**Stated goal**
Extract each line containing the string "являются".

[Dataset rows]
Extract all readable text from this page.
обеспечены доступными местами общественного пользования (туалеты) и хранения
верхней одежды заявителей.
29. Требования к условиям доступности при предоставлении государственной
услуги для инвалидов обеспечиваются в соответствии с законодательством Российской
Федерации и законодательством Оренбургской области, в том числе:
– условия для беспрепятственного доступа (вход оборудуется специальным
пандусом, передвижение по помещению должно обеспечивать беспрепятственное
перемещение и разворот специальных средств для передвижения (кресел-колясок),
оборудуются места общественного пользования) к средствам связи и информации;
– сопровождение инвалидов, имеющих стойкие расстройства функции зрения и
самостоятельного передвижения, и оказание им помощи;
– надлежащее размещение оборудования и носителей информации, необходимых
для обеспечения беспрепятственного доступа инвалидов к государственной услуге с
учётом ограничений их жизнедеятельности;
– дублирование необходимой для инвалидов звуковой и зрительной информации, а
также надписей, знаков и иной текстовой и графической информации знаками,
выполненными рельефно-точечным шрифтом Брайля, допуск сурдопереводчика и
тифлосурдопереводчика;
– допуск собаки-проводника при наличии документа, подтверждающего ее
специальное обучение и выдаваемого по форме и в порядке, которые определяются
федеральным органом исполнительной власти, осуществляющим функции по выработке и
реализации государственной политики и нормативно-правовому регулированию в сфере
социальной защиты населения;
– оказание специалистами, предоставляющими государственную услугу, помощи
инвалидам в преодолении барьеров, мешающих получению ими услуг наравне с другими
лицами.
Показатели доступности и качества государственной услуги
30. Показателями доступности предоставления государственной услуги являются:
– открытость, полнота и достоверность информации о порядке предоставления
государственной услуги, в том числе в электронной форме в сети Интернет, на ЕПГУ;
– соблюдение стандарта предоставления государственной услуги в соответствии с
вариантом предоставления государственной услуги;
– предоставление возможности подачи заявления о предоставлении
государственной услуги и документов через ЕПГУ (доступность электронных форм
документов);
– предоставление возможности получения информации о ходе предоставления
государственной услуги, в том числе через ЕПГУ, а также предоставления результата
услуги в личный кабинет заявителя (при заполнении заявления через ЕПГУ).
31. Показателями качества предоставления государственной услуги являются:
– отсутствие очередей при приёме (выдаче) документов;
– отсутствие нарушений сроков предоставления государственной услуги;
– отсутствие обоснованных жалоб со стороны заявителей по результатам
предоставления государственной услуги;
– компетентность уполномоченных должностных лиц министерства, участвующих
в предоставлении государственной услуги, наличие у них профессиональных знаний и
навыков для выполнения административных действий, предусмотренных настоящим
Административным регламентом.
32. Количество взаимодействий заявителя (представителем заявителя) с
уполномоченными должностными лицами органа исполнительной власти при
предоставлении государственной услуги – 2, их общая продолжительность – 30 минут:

**Final result**
30. Показателями доступности предоставления государственной услуги являются:
31. Показателями качества предоставления государственной услуги являются:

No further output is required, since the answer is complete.